──────── Data extract

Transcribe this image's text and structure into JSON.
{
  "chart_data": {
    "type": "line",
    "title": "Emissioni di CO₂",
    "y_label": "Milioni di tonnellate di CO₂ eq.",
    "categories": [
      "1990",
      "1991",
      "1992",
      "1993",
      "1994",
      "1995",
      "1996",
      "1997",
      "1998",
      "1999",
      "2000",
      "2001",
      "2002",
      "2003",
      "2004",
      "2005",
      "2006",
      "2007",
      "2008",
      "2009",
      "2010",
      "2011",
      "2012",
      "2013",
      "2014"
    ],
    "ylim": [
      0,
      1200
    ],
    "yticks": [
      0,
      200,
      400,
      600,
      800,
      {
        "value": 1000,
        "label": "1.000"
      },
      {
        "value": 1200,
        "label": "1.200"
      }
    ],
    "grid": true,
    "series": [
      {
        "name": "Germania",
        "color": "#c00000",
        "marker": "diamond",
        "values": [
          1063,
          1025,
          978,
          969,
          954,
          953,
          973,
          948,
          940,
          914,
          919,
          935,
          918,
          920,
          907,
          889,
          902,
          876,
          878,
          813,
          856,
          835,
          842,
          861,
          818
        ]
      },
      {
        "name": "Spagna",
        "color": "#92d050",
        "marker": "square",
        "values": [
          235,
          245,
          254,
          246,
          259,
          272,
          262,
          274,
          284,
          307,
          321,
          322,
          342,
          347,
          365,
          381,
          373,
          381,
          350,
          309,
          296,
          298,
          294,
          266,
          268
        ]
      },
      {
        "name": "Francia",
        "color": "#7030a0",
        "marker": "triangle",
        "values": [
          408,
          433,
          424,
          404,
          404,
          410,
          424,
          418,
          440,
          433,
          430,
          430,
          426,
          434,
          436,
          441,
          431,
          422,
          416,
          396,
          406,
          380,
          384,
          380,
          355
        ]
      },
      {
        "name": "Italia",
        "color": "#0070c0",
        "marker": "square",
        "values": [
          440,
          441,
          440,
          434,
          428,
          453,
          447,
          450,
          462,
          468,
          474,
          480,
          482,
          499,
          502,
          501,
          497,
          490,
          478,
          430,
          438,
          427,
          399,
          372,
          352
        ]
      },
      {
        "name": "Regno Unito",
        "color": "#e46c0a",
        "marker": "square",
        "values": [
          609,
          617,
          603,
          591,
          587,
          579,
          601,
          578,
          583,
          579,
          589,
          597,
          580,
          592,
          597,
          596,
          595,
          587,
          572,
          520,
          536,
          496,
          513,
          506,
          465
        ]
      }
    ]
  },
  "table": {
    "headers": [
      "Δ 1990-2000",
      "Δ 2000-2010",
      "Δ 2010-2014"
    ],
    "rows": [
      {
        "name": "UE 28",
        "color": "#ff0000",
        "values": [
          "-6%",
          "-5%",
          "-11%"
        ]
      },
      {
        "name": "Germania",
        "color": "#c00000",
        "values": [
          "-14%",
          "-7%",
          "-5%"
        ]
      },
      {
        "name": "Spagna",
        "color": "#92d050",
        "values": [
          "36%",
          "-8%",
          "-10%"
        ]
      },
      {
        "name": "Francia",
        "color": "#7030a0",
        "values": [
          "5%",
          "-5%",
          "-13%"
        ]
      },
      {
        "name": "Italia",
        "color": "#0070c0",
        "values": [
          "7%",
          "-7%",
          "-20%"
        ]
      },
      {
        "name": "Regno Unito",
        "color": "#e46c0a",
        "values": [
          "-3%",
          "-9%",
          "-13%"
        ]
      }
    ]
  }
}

────────────────

• _What is required_
Reproduce each entry above exactly, keeping every word.

• _Output below_
Transcribe this image's text and structure into JSON.
{
  "chart_data": {
    "type": "line",
    "title": "Emissioni di CO₂",
    "y_label": "Milioni di tonnellate di CO₂ eq.",
    "categories": [
      "1990",
      "1991",
      "1992",
      "1993",
      "1994",
      "1995",
      "1996",
      "1997",
      "1998",
      "1999",
      "2000",
      "2001",
      "2002",
      "2003",
      "2004",
      "2005",
      "2006",
      "2007",
      "2008",
      "2009",
      "2010",
      "2011",
      "2012",
      "2013",
      "2014"
    ],
    "ylim": [
      0,
      1200
    ],
    "yticks": [
      0,
      200,
      400,
      600,
      800,
      {
        "value": 1000,
        "label": "1.000"
      },
      {
        "value": 1200,
        "label": "1.200"
      }
    ],
    "grid": true,
    "series": [
      {
        "name": "Germania",
        "color": "#c00000",
        "marker": "diamond",
        "values": [
          1063,
          1025,
          978,
          969,
          954,
          953,
          973,
          948,
          940,
          914,
          919,
          935,
          918,
          920,
          907,
          889,
          902,
          876,
          878,
          813,
          856,
          835,
          842,
          861,
          818
        ]
      },
      {
        "name": "Spagna",
        "color": "#92d050",
        "marker": "square",
        "values": [
          235,
          245,
          254,
          246,
          259,
          272,
          262,
          274,
          284,
          307,
          321,
          322,
          342,
          347,
          365,
          381,
          373,
          381,
          350,
          309,
          296,
          298,
          294,
          266,
          268
        ]
      },
      {
        "name": "Francia",
        "color": "#7030a0",
        "marker": "triangle",
        "values": [
          408,
          433,
          424,
          404,
          404,
          410,
          424,
          418,
          440,
          433,
          430,
          430,
          426,
          434,
          436,
          441,
          431,
          422,
          416,
          396,
          406,
          380,
          384,
          380,
          355
        ]
      },
      {
        "name": "Italia",
        "color": "#0070c0",
        "marker": "square",
        "values": [
          440,
          441,
          440,
          434,
          428,
          453,
          447,
          450,
          462,
          468,
          474,
          480,
          482,
          499,
          502,
          501,
          497,
          490,
          478,
          430,
          438,
          427,
          399,
          372,
          352
        ]
      },
      {
        "name": "Regno Unito",
        "color": "#e46c0a",
        "marker": "square",
        "values": [
          609,
          617,
          603,
          591,
          587,
          579,
          601,
          578,
          583,
          579,
          589,
          597,
          580,
          592,
          597,
          596,
          595,
          587,
          572,
          520,
          536,
          496,
          513,
          506,
          465
        ]
      }
    ]
  },
  "table": {
    "headers": [
      "Δ 1990-2000",
      "Δ 2000-2010",
      "Δ 2010-2014"
    ],
    "rows": [
      {
        "name": "UE 28",
        "color": "#ff0000",
        "values": [
          "-6%",
          "-5%",
          "-11%"
        ]
      },
      {
        "name": "Germania",
        "color": "#c00000",
        "values": [
          "-14%",
          "-7%",
          "-5%"
        ]
      },
      {
        "name": "Spagna",
        "color": "#92d050",
        "values": [
          "36%",
          "-8%",
          "-10%"
        ]
      },
      {
        "name": "Francia",
        "color": "#7030a0",
        "values": [
          "5%",
          "-5%",
          "-13%"
        ]
      },
      {
        "name": "Italia",
        "color": "#0070c0",
        "values": [
          "7%",
          "-7%",
          "-20%"
        ]
      },
      {
        "name": "Regno Unito",
        "color": "#e46c0a",
        "values": [
          "-3%",
          "-9%",
          "-13%"
        ]
      }
    ]
  }
}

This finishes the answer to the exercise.